Work to be completed –
How many of the lines below include "Spectrum"? Give the number and no other words.

Dataset records –
=-=-=

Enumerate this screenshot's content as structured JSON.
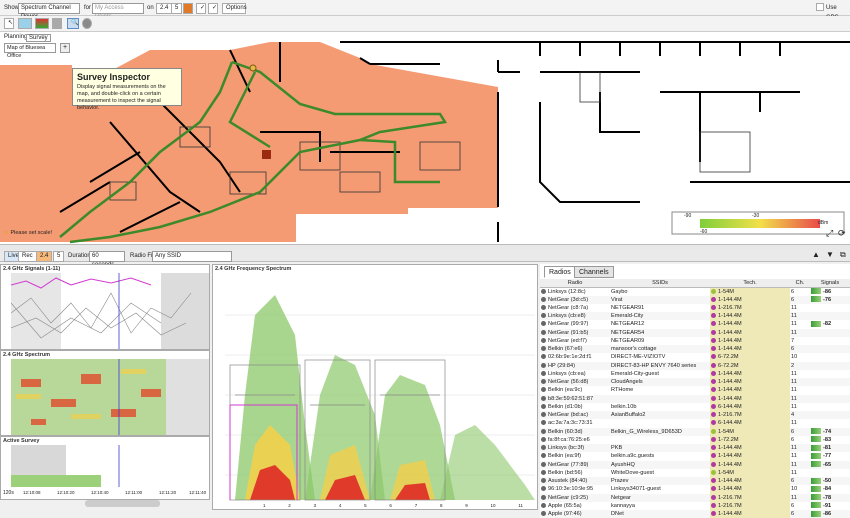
{
  "toolbar": {
    "show_label": "Show",
    "show_value": "Spectrum Channel Power",
    "for_label": "for",
    "for_placeholder": "My Access Points",
    "on_label": "on",
    "band_24": "2.4",
    "band_5": "5",
    "options_label": "Options",
    "use_gps_label": "Use GPS"
  },
  "tabs": {
    "planning": "Planning",
    "survey": "Survey"
  },
  "map_select": "Map of Bluesea Office",
  "tooltip": {
    "title": "Survey Inspector",
    "desc": "Display signal measurements on the map, and double-click on a certain measurement to inspect the signal behavior."
  },
  "map_warning": "Please set scale!",
  "legend": {
    "v1": "-90",
    "v2": "-30",
    "v3": "-60",
    "v4": "dBm"
  },
  "controls": {
    "live": "Live",
    "rec": "Rec",
    "b24": "2.4",
    "b5": "5",
    "duration_label": "Duration",
    "duration_value": "60 seconds",
    "radio_filter_label": "Radio Filter",
    "radio_filter_value": "Any SSID"
  },
  "panels": {
    "signals": "2.4 GHz Signals (1-11)",
    "spectrum": "2.4 GHz Spectrum",
    "survey": "Active Survey",
    "freq": "2.4 GHz Frequency Spectrum",
    "survey_tick": "120s",
    "times": [
      "12:10:08",
      "12:10:20",
      "12:10:40",
      "12:11:00",
      "12:11:20",
      "12:11:40"
    ],
    "freq_ticks": [
      "1",
      "2",
      "3",
      "4",
      "5",
      "6",
      "7",
      "8",
      "9",
      "10",
      "11"
    ]
  },
  "table": {
    "tab_radios": "Radios",
    "tab_channels": "Channels",
    "headers": [
      "Radio",
      "SSIDs",
      "Tech.",
      "Ch.",
      "Signals"
    ],
    "rows": [
      {
        "radio": "Linksys (12:8c)",
        "ssid": "Gaybo",
        "tech": "1-54M",
        "tg": true,
        "ch": "6",
        "sig": "-86"
      },
      {
        "radio": "NetGear (3d:c5)",
        "ssid": "Virat",
        "tech": "1-144.4M",
        "tg": false,
        "ch": "6",
        "sig": "-76"
      },
      {
        "radio": "NetGear (c8:7a)",
        "ssid": "NETGEAR91",
        "tech": "1-216.7M",
        "tg": false,
        "ch": "11",
        "sig": ""
      },
      {
        "radio": "Linksys (cb:e8)",
        "ssid": "Emerald-City",
        "tech": "1-144.4M",
        "tg": false,
        "ch": "11",
        "sig": ""
      },
      {
        "radio": "NetGear (99:97)",
        "ssid": "NETGEAR12",
        "tech": "1-144.4M",
        "tg": false,
        "ch": "11",
        "sig": "-82"
      },
      {
        "radio": "NetGear (91:b5)",
        "ssid": "NETGEAR54",
        "tech": "1-144.4M",
        "tg": false,
        "ch": "11",
        "sig": ""
      },
      {
        "radio": "NetGear (ed:f7)",
        "ssid": "NETGEAR09",
        "tech": "1-144.4M",
        "tg": false,
        "ch": "7",
        "sig": ""
      },
      {
        "radio": "Belkin (67:e6)",
        "ssid": "mansoor's cottage",
        "tech": "1-144.4M",
        "tg": false,
        "ch": "6",
        "sig": ""
      },
      {
        "radio": "02:6b:9e:1e:2d:f1",
        "ssid": "DIRECT-ME-VIZIOTV",
        "tech": "6-72.2M",
        "tg": false,
        "ch": "10",
        "sig": ""
      },
      {
        "radio": "HP (29:84)",
        "ssid": "DIRECT-83-HP ENVY 7640 series",
        "tech": "6-72.2M",
        "tg": false,
        "ch": "2",
        "sig": ""
      },
      {
        "radio": "Linksys (cb:ea)",
        "ssid": "Emerald-City-guest",
        "tech": "1-144.4M",
        "tg": false,
        "ch": "11",
        "sig": ""
      },
      {
        "radio": "NetGear (56:d8)",
        "ssid": "CloudAngels",
        "tech": "1-144.4M",
        "tg": false,
        "ch": "11",
        "sig": ""
      },
      {
        "radio": "Belkin (ea:9c)",
        "ssid": "RTHome",
        "tech": "1-144.4M",
        "tg": false,
        "ch": "11",
        "sig": ""
      },
      {
        "radio": "b8:3e:59:62:51:87",
        "ssid": "",
        "tech": "1-144.4M",
        "tg": false,
        "ch": "11",
        "sig": ""
      },
      {
        "radio": "Belkin (d1:0b)",
        "ssid": "belkin.10b",
        "tech": "6-144.4M",
        "tg": false,
        "ch": "11",
        "sig": ""
      },
      {
        "radio": "NetGear (bd:ac)",
        "ssid": "AsianBuffalo2",
        "tech": "1-216.7M",
        "tg": false,
        "ch": "4",
        "sig": ""
      },
      {
        "radio": "ac:3a:7a:3c:73:31",
        "ssid": "",
        "tech": "6-144.4M",
        "tg": false,
        "ch": "11",
        "sig": ""
      },
      {
        "radio": "Belkin (60:3d)",
        "ssid": "Belkin_G_Wireless_9D653D",
        "tech": "1-54M",
        "tg": true,
        "ch": "6",
        "sig": "-74"
      },
      {
        "radio": "fa:8f:ca:76:25:e6",
        "ssid": "",
        "tech": "1-72.2M",
        "tg": false,
        "ch": "6",
        "sig": "-83"
      },
      {
        "radio": "Linksys (bc:3f)",
        "ssid": "PKB",
        "tech": "1-144.4M",
        "tg": false,
        "ch": "11",
        "sig": "-81"
      },
      {
        "radio": "Belkin (ea:9f)",
        "ssid": "belkin.a9c.guests",
        "tech": "1-144.4M",
        "tg": false,
        "ch": "11",
        "sig": "-77"
      },
      {
        "radio": "NetGear (77:89)",
        "ssid": "AyushHQ",
        "tech": "1-144.4M",
        "tg": false,
        "ch": "11",
        "sig": "-65"
      },
      {
        "radio": "Belkin (bd:56)",
        "ssid": "WhiteDove-guest",
        "tech": "1-54M",
        "tg": true,
        "ch": "11",
        "sig": ""
      },
      {
        "radio": "Asustek (84:40)",
        "ssid": "Prazev",
        "tech": "1-144.4M",
        "tg": false,
        "ch": "6",
        "sig": "-50"
      },
      {
        "radio": "96:10:3e:10:9e:95",
        "ssid": "Linksys34071-guest",
        "tech": "1-144.4M",
        "tg": false,
        "ch": "10",
        "sig": "-84"
      },
      {
        "radio": "NetGear (c9:25)",
        "ssid": "Netgear",
        "tech": "1-216.7M",
        "tg": false,
        "ch": "11",
        "sig": "-78"
      },
      {
        "radio": "Apple (65:5a)",
        "ssid": "kannayya",
        "tech": "1-216.7M",
        "tg": false,
        "ch": "6",
        "sig": "-91"
      },
      {
        "radio": "Apple (97:46)",
        "ssid": "DNet",
        "tech": "1-144.4M",
        "tg": false,
        "ch": "6",
        "sig": "-86"
      }
    ]
  }
}
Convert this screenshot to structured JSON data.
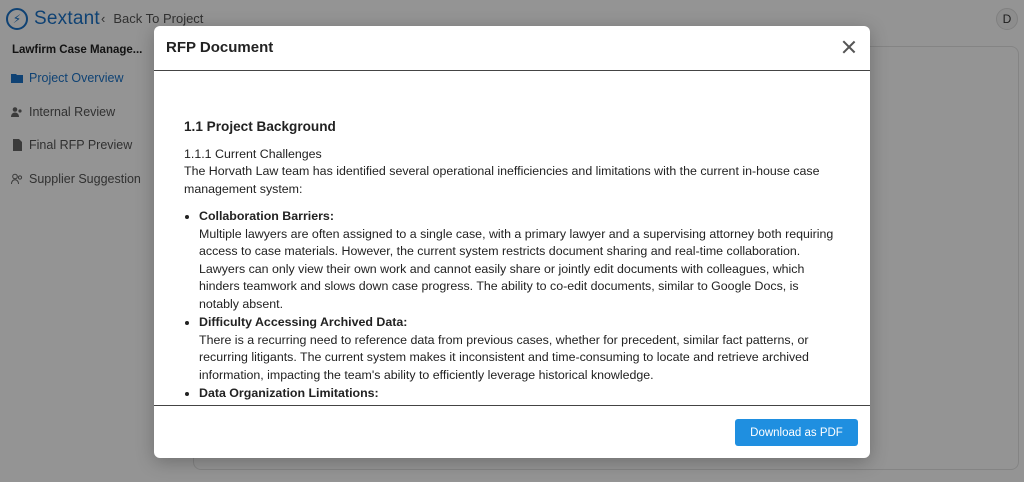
{
  "app": {
    "logo_text": "Sextant",
    "back_label": "Back To Project",
    "avatar_initial": "D"
  },
  "sidebar": {
    "project_title": "Lawfirm Case Manage...",
    "items": [
      {
        "label": "Project Overview",
        "icon": "folder-icon",
        "active": true
      },
      {
        "label": "Internal Review",
        "icon": "users-icon",
        "active": false
      },
      {
        "label": "Final RFP Preview",
        "icon": "document-icon",
        "active": false
      },
      {
        "label": "Supplier Suggestion",
        "icon": "user-group-icon",
        "active": false
      }
    ]
  },
  "modal": {
    "title": "RFP Document",
    "download_label": "Download as PDF",
    "doc": {
      "heading": "1.1 Project Background",
      "subheading": "1.1.1 Current Challenges",
      "intro": "The Horvath Law team has identified several operational inefficiencies and limitations with the current in-house case management system:",
      "items": [
        {
          "title": "Collaboration Barriers:",
          "text": "Multiple lawyers are often assigned to a single case, with a primary lawyer and a supervising attorney both requiring access to case materials. However, the current system restricts document sharing and real-time collaboration. Lawyers can only view their own work and cannot easily share or jointly edit documents with colleagues, which hinders teamwork and slows down case progress. The ability to co-edit documents, similar to Google Docs, is notably absent."
        },
        {
          "title": "Difficulty Accessing Archived Data:",
          "text": "There is a recurring need to reference data from previous cases, whether for precedent, similar fact patterns, or recurring litigants. The current system makes it inconsistent and time-consuming to locate and retrieve archived information, impacting the team's ability to efficiently leverage historical knowledge."
        },
        {
          "title": "Data Organization Limitations:",
          "text": ""
        }
      ]
    }
  },
  "colors": {
    "accent": "#1a73c8",
    "button": "#1f8fe0"
  }
}
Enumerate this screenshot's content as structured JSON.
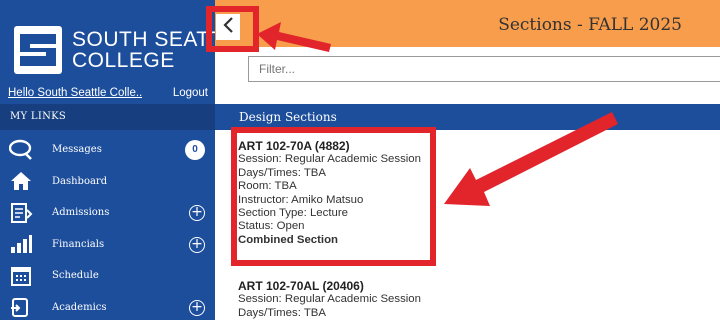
{
  "app": {
    "logo_line1": "SOUTH SEATTLE",
    "logo_line2": "COLLEGE"
  },
  "user": {
    "hello": "Hello South Seattle Colle..",
    "logout": "Logout"
  },
  "sidebar": {
    "section_label": "MY LINKS",
    "items": [
      {
        "label": "Messages",
        "icon": "messages-icon",
        "badge": "0"
      },
      {
        "label": "Dashboard",
        "icon": "home-icon"
      },
      {
        "label": "Admissions",
        "icon": "admissions-icon",
        "expand": "+"
      },
      {
        "label": "Financials",
        "icon": "financials-icon",
        "expand": "+"
      },
      {
        "label": "Schedule",
        "icon": "calendar-icon"
      },
      {
        "label": "Academics",
        "icon": "academics-icon",
        "expand": "+"
      }
    ]
  },
  "header": {
    "back": "<",
    "title": "Sections - FALL 2025"
  },
  "filter": {
    "placeholder": "Filter..."
  },
  "section_bar": {
    "title": "Design Sections"
  },
  "courses": [
    {
      "code": "ART 102-70A (4882)",
      "session": "Session: Regular Academic Session",
      "days": "Days/Times: TBA",
      "room": "Room: TBA",
      "instructor": "Instructor: Amiko Matsuo",
      "type": "Section Type: Lecture",
      "status": "Status: Open",
      "combined": "Combined Section"
    },
    {
      "code": "ART 102-70AL (20406)",
      "session": "Session: Regular Academic Session",
      "days": "Days/Times: TBA"
    }
  ],
  "colors": {
    "sidebar_blue": "#1d4e9c",
    "header_orange": "#f79d4c",
    "highlight_red": "#e2242b"
  }
}
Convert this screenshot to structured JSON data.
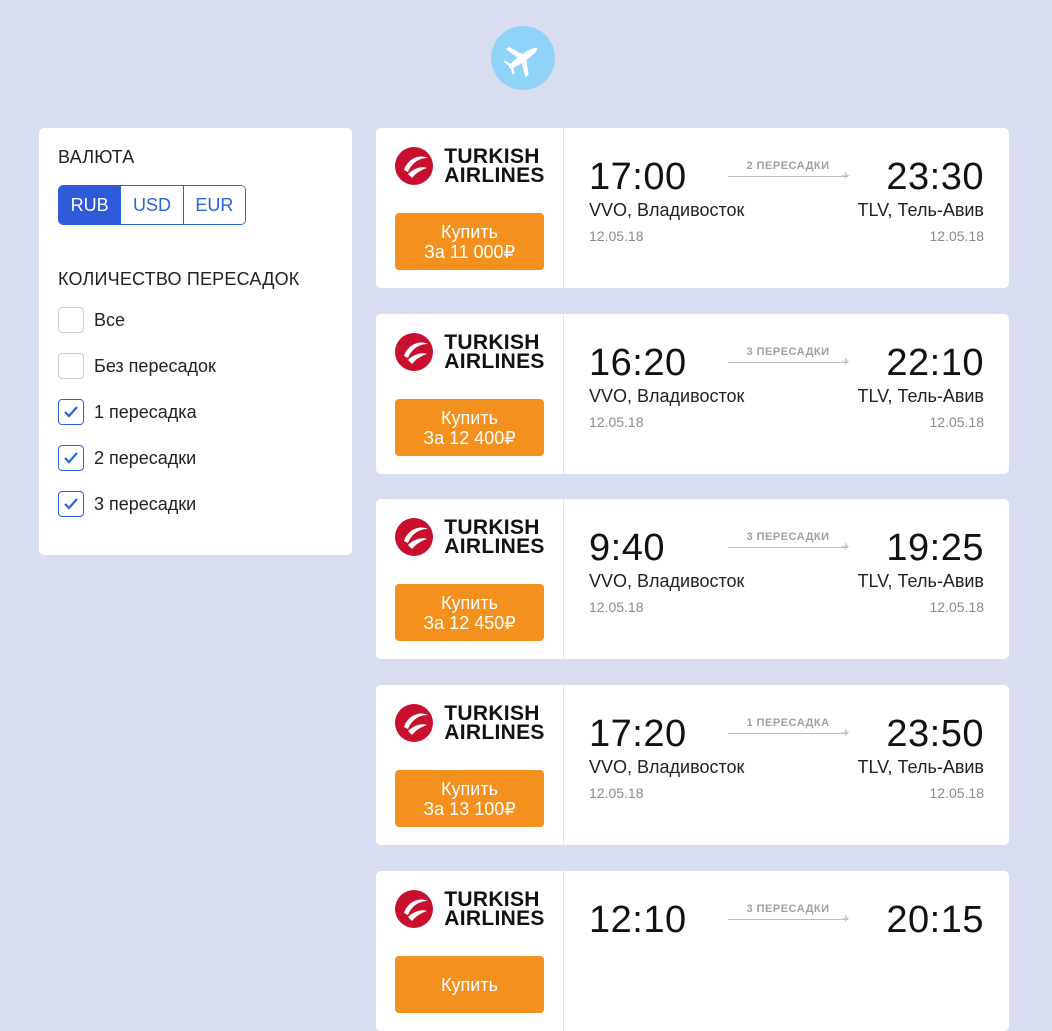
{
  "header": {
    "logo_icon": "airplane-icon"
  },
  "filters": {
    "currency_title": "ВАЛЮТА",
    "currencies": [
      {
        "label": "RUB",
        "active": true
      },
      {
        "label": "USD",
        "active": false
      },
      {
        "label": "EUR",
        "active": false
      }
    ],
    "stops_title": "КОЛИЧЕСТВО ПЕРЕСАДОК",
    "stops_options": [
      {
        "label": "Все",
        "checked": false
      },
      {
        "label": "Без пересадок",
        "checked": false
      },
      {
        "label": "1 пересадка",
        "checked": true
      },
      {
        "label": "2 пересадки",
        "checked": true
      },
      {
        "label": "3 пересадки",
        "checked": true
      }
    ]
  },
  "colors": {
    "accent": "#2e59d9",
    "buy": "#f3901e",
    "airline_red": "#c8102e",
    "background": "#d9ddf0"
  },
  "tickets": [
    {
      "airline_line1": "TURKISH",
      "airline_line2": "AIRLINES",
      "buy_label": "Купить",
      "price": "За 11 000₽",
      "dep_time": "17:00",
      "dep_city": "VVO, Владивосток",
      "dep_date": "12.05.18",
      "stops": "2 ПЕРЕСАДКИ",
      "arr_time": "23:30",
      "arr_city": "TLV, Тель-Авив",
      "arr_date": "12.05.18"
    },
    {
      "airline_line1": "TURKISH",
      "airline_line2": "AIRLINES",
      "buy_label": "Купить",
      "price": "За 12 400₽",
      "dep_time": "16:20",
      "dep_city": "VVO, Владивосток",
      "dep_date": "12.05.18",
      "stops": "3 ПЕРЕСАДКИ",
      "arr_time": "22:10",
      "arr_city": "TLV, Тель-Авив",
      "arr_date": "12.05.18"
    },
    {
      "airline_line1": "TURKISH",
      "airline_line2": "AIRLINES",
      "buy_label": "Купить",
      "price": "За 12 450₽",
      "dep_time": "9:40",
      "dep_city": "VVO, Владивосток",
      "dep_date": "12.05.18",
      "stops": "3 ПЕРЕСАДКИ",
      "arr_time": "19:25",
      "arr_city": "TLV, Тель-Авив",
      "arr_date": "12.05.18"
    },
    {
      "airline_line1": "TURKISH",
      "airline_line2": "AIRLINES",
      "buy_label": "Купить",
      "price": "За 13 100₽",
      "dep_time": "17:20",
      "dep_city": "VVO, Владивосток",
      "dep_date": "12.05.18",
      "stops": "1 ПЕРЕСАДКА",
      "arr_time": "23:50",
      "arr_city": "TLV, Тель-Авив",
      "arr_date": "12.05.18"
    },
    {
      "airline_line1": "TURKISH",
      "airline_line2": "AIRLINES",
      "buy_label": "Купить",
      "price": "",
      "dep_time": "12:10",
      "dep_city": "",
      "dep_date": "",
      "stops": "3 ПЕРЕСАДКИ",
      "arr_time": "20:15",
      "arr_city": "",
      "arr_date": ""
    }
  ]
}
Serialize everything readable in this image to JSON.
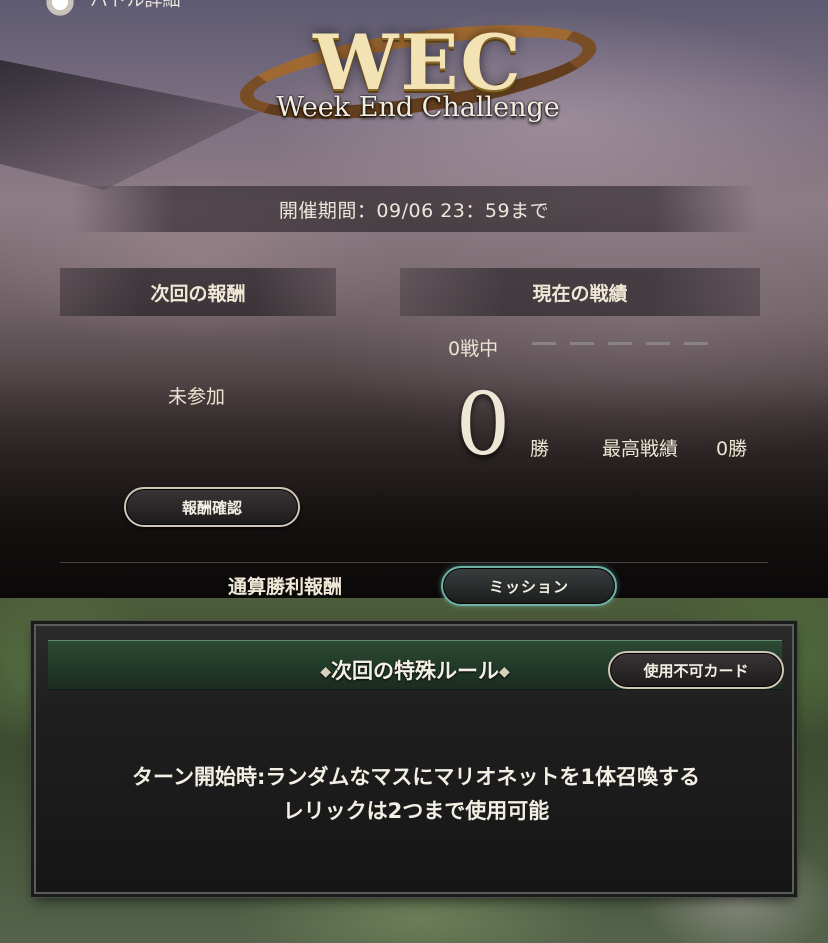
{
  "header": {
    "title": "バトル詳細",
    "icon": "emblem-icon"
  },
  "logo": {
    "main": "WEC",
    "subtitle": "Week End Challenge"
  },
  "period": {
    "text": "開催期間：09/06 23：59まで"
  },
  "reward": {
    "heading": "次回の報酬",
    "status": "未参加",
    "confirm_button": "報酬確認"
  },
  "record": {
    "heading": "現在の戦績",
    "in_battle": "0戦中",
    "wins": "0",
    "wins_unit": "勝",
    "best_label": "最高戦績",
    "best_value": "0勝",
    "progress_slots": 5
  },
  "tabs": {
    "total_rewards": "通算勝利報酬",
    "mission": "ミッション"
  },
  "special_rule": {
    "title": "次回の特殊ルール",
    "unusable_cards_button": "使用不可カード",
    "lines": [
      "ターン開始時:ランダムなマスにマリオネットを1体召喚する",
      "レリックは2つまで使用可能"
    ]
  },
  "colors": {
    "mission_glow": "#6fb3a6",
    "panel_header": "#2c4a34",
    "text": "#f4efe4"
  }
}
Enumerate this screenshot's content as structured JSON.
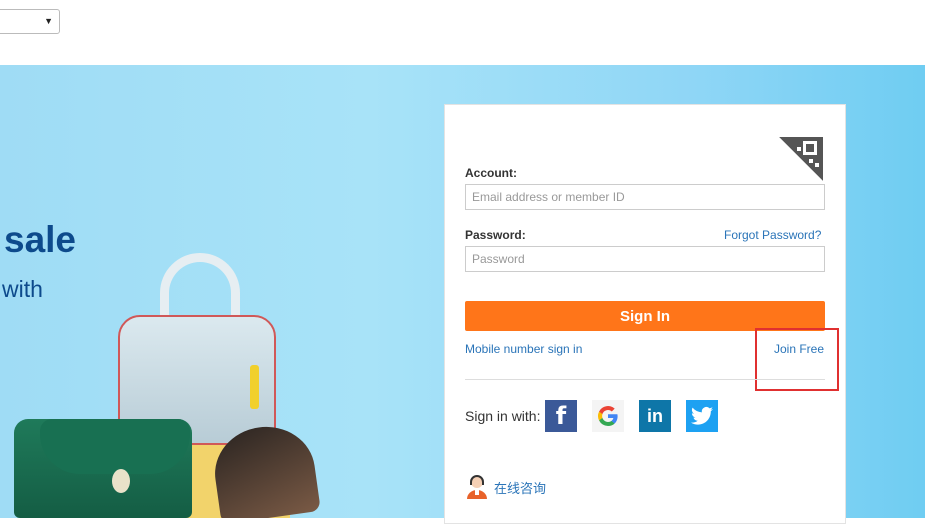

=-=-=

Complete response –
3